Material provided
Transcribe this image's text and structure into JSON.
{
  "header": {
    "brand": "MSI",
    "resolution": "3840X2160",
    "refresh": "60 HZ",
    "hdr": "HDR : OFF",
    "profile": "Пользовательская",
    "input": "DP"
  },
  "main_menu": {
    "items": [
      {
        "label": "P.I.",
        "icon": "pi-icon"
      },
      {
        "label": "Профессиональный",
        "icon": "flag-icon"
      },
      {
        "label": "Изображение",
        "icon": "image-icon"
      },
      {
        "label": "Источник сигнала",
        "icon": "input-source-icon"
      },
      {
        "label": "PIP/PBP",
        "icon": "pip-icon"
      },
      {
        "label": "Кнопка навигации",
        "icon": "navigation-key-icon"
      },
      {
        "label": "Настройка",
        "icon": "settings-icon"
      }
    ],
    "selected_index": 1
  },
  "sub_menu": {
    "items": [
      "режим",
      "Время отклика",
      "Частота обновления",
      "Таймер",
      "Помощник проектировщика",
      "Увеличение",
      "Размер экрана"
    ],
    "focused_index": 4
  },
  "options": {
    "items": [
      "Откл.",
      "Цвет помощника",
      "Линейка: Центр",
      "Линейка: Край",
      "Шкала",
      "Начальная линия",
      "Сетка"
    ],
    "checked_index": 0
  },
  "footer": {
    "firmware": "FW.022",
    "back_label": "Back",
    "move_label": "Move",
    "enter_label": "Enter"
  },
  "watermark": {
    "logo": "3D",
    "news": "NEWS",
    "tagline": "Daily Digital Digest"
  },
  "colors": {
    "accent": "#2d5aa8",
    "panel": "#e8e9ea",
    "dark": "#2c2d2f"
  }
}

What to do
Please copy out each record, character for character.

Exercise result
Transcribe this image's text and structure into JSON.
{
  "header": {
    "brand": "MSI",
    "resolution": "3840X2160",
    "refresh": "60 HZ",
    "hdr": "HDR : OFF",
    "profile": "Пользовательская",
    "input": "DP"
  },
  "main_menu": {
    "items": [
      {
        "label": "P.I.",
        "icon": "pi-icon"
      },
      {
        "label": "Профессиональный",
        "icon": "flag-icon"
      },
      {
        "label": "Изображение",
        "icon": "image-icon"
      },
      {
        "label": "Источник сигнала",
        "icon": "input-source-icon"
      },
      {
        "label": "PIP/PBP",
        "icon": "pip-icon"
      },
      {
        "label": "Кнопка навигации",
        "icon": "navigation-key-icon"
      },
      {
        "label": "Настройка",
        "icon": "settings-icon"
      }
    ],
    "selected_index": 1
  },
  "sub_menu": {
    "items": [
      "режим",
      "Время отклика",
      "Частота обновления",
      "Таймер",
      "Помощник проектировщика",
      "Увеличение",
      "Размер экрана"
    ],
    "focused_index": 4
  },
  "options": {
    "items": [
      "Откл.",
      "Цвет помощника",
      "Линейка: Центр",
      "Линейка: Край",
      "Шкала",
      "Начальная линия",
      "Сетка"
    ],
    "checked_index": 0
  },
  "footer": {
    "firmware": "FW.022",
    "back_label": "Back",
    "move_label": "Move",
    "enter_label": "Enter"
  },
  "watermark": {
    "logo": "3D",
    "news": "NEWS",
    "tagline": "Daily Digital Digest"
  },
  "colors": {
    "accent": "#2d5aa8",
    "panel": "#e8e9ea",
    "dark": "#2c2d2f"
  }
}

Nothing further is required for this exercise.